>> BEGIN Dataset records
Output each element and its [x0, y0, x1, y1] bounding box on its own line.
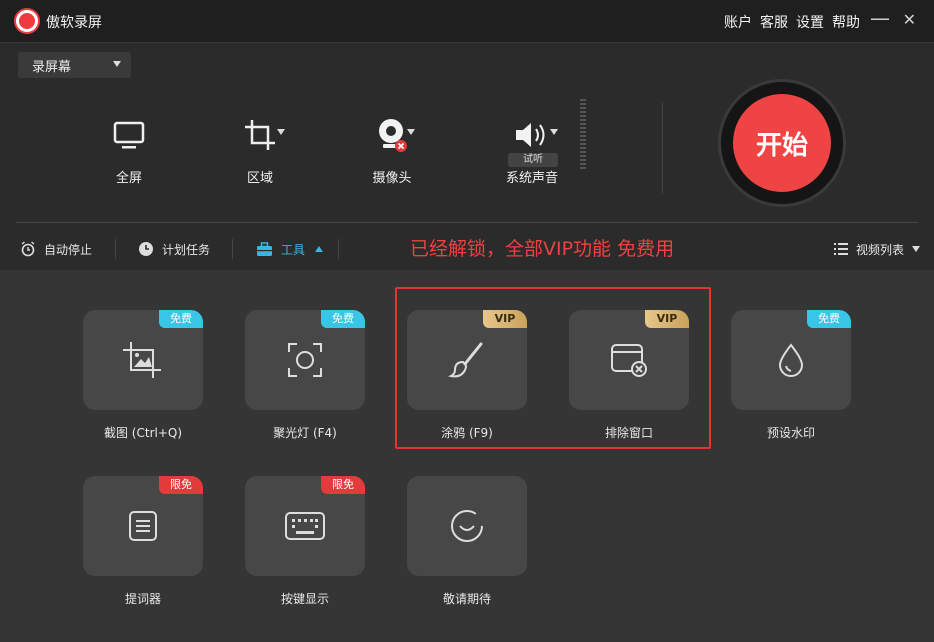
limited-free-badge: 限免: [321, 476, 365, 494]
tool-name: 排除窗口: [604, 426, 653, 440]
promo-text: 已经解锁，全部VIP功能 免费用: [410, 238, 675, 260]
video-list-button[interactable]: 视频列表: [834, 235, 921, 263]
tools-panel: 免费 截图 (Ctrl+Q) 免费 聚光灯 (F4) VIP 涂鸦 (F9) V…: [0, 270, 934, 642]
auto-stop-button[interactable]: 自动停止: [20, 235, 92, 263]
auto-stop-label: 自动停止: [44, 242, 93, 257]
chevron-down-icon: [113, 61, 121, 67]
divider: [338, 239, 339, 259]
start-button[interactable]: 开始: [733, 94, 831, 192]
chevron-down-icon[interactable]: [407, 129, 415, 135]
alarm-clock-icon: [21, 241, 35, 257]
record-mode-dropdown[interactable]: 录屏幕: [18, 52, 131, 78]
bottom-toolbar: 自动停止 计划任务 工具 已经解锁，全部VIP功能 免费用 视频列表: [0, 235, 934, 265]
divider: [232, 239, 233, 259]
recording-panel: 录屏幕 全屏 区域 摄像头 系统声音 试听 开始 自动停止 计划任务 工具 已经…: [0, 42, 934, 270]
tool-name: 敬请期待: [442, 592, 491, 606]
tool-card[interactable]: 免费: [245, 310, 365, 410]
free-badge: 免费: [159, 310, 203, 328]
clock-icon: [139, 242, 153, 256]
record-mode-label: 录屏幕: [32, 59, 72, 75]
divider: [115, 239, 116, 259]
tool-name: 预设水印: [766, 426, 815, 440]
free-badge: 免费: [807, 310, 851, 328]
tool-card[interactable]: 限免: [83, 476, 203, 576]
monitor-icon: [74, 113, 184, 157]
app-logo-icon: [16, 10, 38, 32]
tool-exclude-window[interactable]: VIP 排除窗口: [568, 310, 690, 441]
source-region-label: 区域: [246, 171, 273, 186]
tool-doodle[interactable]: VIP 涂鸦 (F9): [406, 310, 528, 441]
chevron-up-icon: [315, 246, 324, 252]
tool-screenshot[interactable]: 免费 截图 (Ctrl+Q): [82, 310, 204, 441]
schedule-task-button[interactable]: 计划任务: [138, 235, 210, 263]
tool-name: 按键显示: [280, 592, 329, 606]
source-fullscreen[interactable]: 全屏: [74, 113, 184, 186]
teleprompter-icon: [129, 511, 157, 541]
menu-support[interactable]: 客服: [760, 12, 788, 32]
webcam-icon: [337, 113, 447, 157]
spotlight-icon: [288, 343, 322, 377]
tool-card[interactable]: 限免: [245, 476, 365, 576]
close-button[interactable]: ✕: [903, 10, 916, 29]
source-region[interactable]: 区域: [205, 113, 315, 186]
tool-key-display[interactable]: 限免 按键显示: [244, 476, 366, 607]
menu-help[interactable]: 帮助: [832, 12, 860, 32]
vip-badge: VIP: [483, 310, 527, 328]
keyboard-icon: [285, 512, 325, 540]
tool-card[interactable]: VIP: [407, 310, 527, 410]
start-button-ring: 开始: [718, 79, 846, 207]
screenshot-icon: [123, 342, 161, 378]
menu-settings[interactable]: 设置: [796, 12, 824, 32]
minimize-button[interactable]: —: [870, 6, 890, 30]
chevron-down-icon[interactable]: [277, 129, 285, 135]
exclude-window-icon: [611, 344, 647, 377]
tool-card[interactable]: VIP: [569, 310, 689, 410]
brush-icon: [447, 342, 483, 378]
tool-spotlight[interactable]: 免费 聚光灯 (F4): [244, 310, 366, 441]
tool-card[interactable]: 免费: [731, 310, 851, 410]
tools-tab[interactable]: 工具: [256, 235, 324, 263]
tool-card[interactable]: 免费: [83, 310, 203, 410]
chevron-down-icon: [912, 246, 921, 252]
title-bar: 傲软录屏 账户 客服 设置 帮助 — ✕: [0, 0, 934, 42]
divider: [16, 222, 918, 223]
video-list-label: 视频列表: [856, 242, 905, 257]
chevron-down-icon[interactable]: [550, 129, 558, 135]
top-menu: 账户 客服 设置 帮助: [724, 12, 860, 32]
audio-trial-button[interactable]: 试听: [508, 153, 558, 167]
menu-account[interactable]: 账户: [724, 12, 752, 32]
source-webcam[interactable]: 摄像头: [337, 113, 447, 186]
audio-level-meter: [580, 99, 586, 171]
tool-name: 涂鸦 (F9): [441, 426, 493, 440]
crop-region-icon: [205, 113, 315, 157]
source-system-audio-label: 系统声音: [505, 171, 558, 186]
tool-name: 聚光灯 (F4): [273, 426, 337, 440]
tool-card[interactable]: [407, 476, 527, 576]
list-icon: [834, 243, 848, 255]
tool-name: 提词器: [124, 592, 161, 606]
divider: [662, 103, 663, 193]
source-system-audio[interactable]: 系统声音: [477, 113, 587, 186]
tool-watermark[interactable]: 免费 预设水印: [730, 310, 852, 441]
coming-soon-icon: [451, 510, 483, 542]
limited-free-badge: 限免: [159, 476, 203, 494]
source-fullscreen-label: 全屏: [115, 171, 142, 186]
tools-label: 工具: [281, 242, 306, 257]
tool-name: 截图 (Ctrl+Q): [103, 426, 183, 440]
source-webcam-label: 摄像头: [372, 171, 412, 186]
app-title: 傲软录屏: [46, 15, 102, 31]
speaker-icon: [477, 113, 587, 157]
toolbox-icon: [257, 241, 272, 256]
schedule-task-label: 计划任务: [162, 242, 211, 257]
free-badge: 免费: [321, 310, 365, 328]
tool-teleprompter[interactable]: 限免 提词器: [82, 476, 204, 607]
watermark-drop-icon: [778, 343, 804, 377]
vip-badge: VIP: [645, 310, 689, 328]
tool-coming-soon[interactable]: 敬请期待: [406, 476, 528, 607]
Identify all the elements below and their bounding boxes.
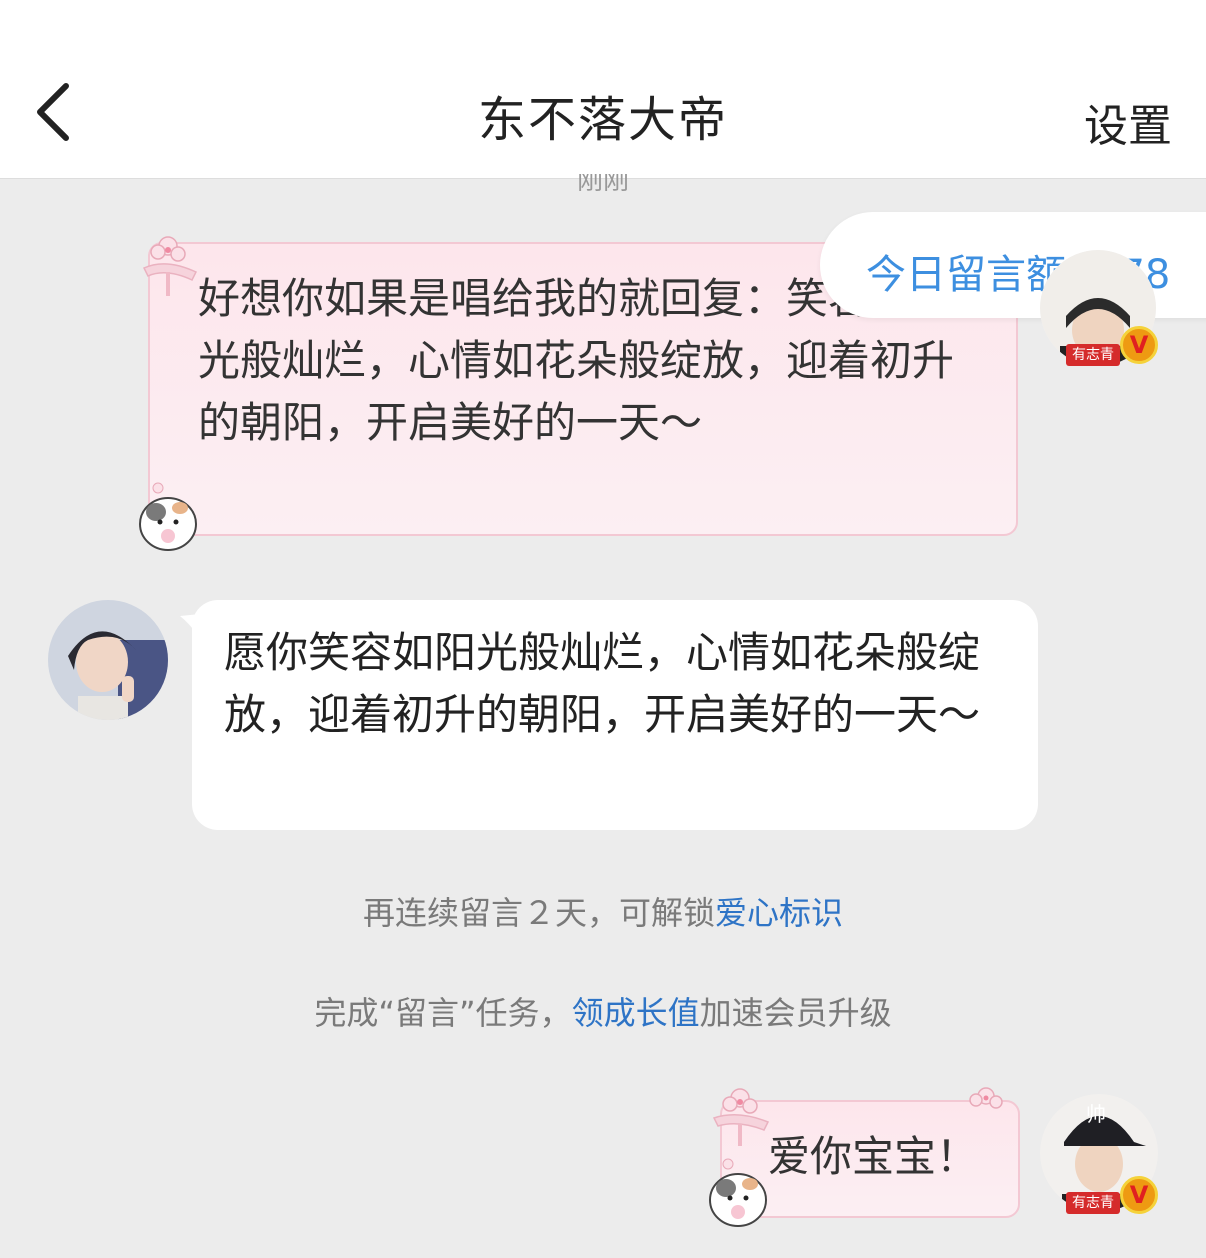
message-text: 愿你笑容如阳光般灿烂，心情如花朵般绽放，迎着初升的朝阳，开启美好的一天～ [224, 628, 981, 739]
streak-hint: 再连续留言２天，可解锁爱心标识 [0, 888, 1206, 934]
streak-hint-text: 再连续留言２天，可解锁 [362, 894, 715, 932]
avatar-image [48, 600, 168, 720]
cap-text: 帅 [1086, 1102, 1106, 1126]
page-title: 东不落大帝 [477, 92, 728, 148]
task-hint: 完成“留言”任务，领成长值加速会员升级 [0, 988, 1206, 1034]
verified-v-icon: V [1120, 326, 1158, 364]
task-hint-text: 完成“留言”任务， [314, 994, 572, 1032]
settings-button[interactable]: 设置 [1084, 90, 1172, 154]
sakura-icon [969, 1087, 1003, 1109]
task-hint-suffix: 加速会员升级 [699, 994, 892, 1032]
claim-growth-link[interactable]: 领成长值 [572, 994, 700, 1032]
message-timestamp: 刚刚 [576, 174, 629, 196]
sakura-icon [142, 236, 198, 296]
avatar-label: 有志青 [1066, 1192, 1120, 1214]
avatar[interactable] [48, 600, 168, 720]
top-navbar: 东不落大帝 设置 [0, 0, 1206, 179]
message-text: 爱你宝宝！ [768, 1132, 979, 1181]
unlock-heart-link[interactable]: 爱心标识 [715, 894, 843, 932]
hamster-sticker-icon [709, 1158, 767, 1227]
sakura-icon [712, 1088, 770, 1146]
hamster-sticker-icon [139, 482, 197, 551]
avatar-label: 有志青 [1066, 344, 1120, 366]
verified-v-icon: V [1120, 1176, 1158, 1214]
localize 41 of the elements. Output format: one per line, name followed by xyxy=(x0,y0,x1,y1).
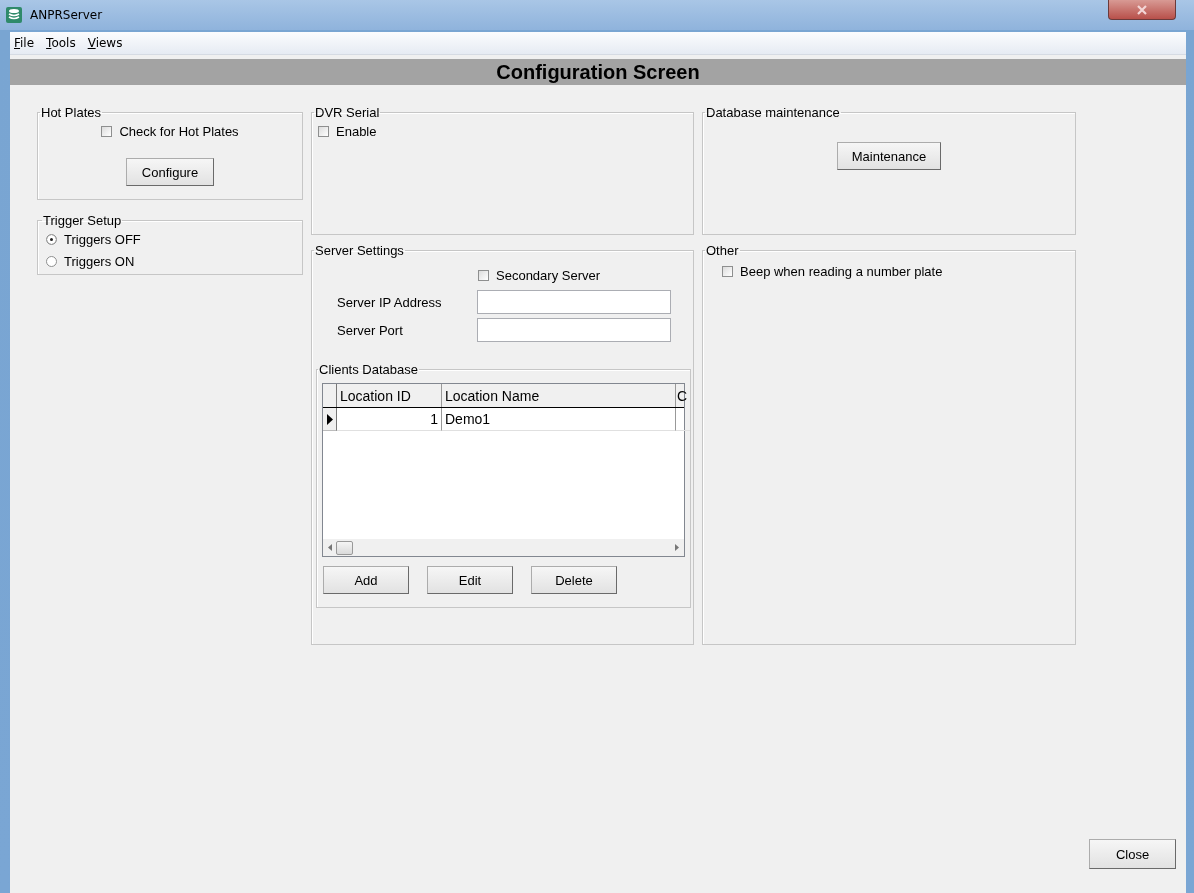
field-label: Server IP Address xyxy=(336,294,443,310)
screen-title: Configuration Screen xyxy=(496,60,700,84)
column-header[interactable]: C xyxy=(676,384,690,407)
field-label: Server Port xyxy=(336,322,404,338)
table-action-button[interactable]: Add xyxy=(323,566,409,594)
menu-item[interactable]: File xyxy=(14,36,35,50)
>> END Dataset records
» Set task
Gather every line in the entries above that contains the string "free" and copy each of those lines.

» Answer below
limited-free-badge: 限免: [321, 476, 365, 494]
free-badge: 免费: [159, 310, 203, 328]
free-badge: 免费: [807, 310, 851, 328]
limited-free-badge: 限免: [159, 476, 203, 494]
free-badge: 免费: [321, 310, 365, 328]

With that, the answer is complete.